** BEGIN **

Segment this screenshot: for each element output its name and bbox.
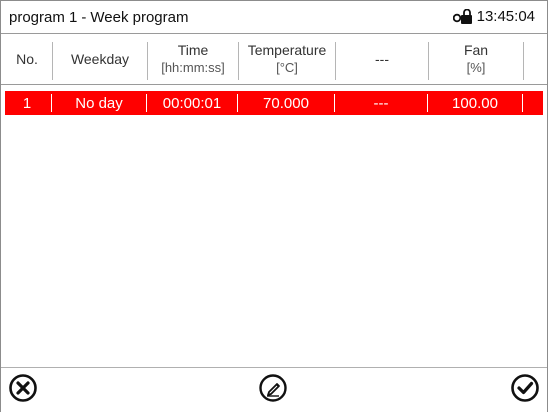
edit-button[interactable] — [257, 373, 289, 408]
column-label: Weekday — [70, 51, 130, 67]
column-header-no: No. — [3, 34, 51, 84]
table-header: No. Weekday Time [hh:mm:ss] Temperature … — [1, 34, 547, 85]
column-unit: [°C] — [276, 60, 298, 75]
column-divider — [523, 42, 524, 80]
edit-pencil-icon — [258, 373, 288, 408]
confirm-button[interactable] — [509, 373, 541, 408]
column-unit: [hh:mm:ss] — [161, 60, 225, 75]
program-editor-screen: program 1- Week program 13:45:04 No. Week… — [0, 0, 548, 412]
column-label: Time — [177, 42, 209, 58]
program-name: program 1 — [9, 9, 78, 26]
table-row-selected[interactable]: 1 No day 00:00:01 70.000 --- 100.00 — [5, 91, 543, 115]
column-header-temperature: Temperature [°C] — [239, 34, 335, 84]
column-label: --- — [375, 51, 389, 67]
program-mode: Week program — [90, 9, 189, 26]
cell-time: 00:00:01 — [162, 94, 222, 112]
action-bar — [1, 367, 547, 412]
column-header-weekday: Weekday — [53, 34, 147, 84]
cell-fan: 100.00 — [452, 94, 498, 112]
status-area: 13:45:04 — [452, 8, 535, 25]
title-bar: program 1- Week program 13:45:04 — [1, 1, 547, 34]
column-header-time: Time [hh:mm:ss] — [148, 34, 238, 84]
cancel-button[interactable] — [7, 373, 39, 408]
column-header-fan: Fan [%] — [429, 34, 523, 84]
cell-unused: --- — [373, 94, 389, 112]
column-label: Fan — [463, 42, 489, 58]
cell-no: 1 — [22, 94, 32, 112]
cell-temperature: 70.000 — [263, 94, 309, 112]
column-unit: [%] — [466, 60, 486, 75]
cancel-circle-icon — [8, 373, 38, 408]
column-label: Temperature — [247, 42, 327, 58]
page-title: program 1- Week program — [9, 9, 188, 26]
column-label: No. — [16, 51, 38, 67]
unlocked-lock-icon — [452, 8, 473, 25]
cell-divider — [522, 94, 523, 112]
title-separator: - — [81, 9, 87, 26]
confirm-check-icon — [510, 373, 540, 408]
clock-time: 13:45:04 — [476, 8, 535, 25]
column-header-unused: --- — [336, 34, 428, 84]
cell-weekday: No day — [75, 94, 123, 112]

** END **

# Aim:
Please convert all the rows above into a numbered list, leaving out blank lines and any picture placeholders.

# Output:
1. Segment this screenshot: for each element output its name and bbox.
2. edit-button[interactable] — [257, 373, 289, 408]
3. column-label: Weekday — [70, 51, 130, 67]
4. column-header-no: No. — [3, 34, 51, 84]
5. table-header: No. Weekday Time [hh:mm:ss] Temperature … — [1, 34, 547, 85]
6. column-unit: [°C] — [276, 60, 298, 75]
7. column-divider — [523, 42, 524, 80]
8. edit-pencil-icon — [258, 373, 288, 408]
9. confirm-button[interactable] — [509, 373, 541, 408]
10. column-unit: [hh:mm:ss] — [161, 60, 225, 75]
11. program-editor-screen: program 1- Week program 13:45:04 No. Week… — [0, 0, 548, 412]
12. column-label: Time — [177, 42, 209, 58]
13. program-name: program 1 — [9, 9, 78, 26]
14. table-row-selected[interactable]: 1 No day 00:00:01 70.000 --- 100.00 — [5, 91, 543, 115]
15. column-header-temperature: Temperature [°C] — [239, 34, 335, 84]
16. column-label: --- — [375, 51, 389, 67]
17. program-mode: Week program — [90, 9, 189, 26]
18. cell-time: 00:00:01 — [162, 94, 222, 112]
19. action-bar — [1, 367, 547, 412]
20. column-header-weekday: Weekday — [53, 34, 147, 84]
21. cell-fan: 100.00 — [452, 94, 498, 112]
22. status-area: 13:45:04 — [452, 8, 535, 25]
23. title-bar: program 1- Week program 13:45:04 — [1, 1, 547, 34]
24. column-header-time: Time [hh:mm:ss] — [148, 34, 238, 84]
25. cancel-button[interactable] — [7, 373, 39, 408]
26. column-header-fan: Fan [%] — [429, 34, 523, 84]
27. cell-unused: --- — [373, 94, 389, 112]
28. column-label: Fan — [463, 42, 489, 58]
29. cell-no: 1 — [22, 94, 32, 112]
30. cell-temperature: 70.000 — [263, 94, 309, 112]
31. column-unit: [%] — [466, 60, 486, 75]
32. cancel-circle-icon — [8, 373, 38, 408]
33. column-label: Temperature — [247, 42, 327, 58]
34. page-title: program 1- Week program — [9, 9, 188, 26]
35. column-label: No. — [16, 51, 38, 67]
36. unlocked-lock-icon — [452, 8, 473, 25]
37. cell-divider — [522, 94, 523, 112]
38. title-separator: - — [81, 9, 87, 26]
39. confirm-check-icon — [510, 373, 540, 408]
40. clock-time: 13:45:04 — [476, 8, 535, 25]
41. column-header-unused: --- — [336, 34, 428, 84]
42. cell-weekday: No day — [75, 94, 123, 112]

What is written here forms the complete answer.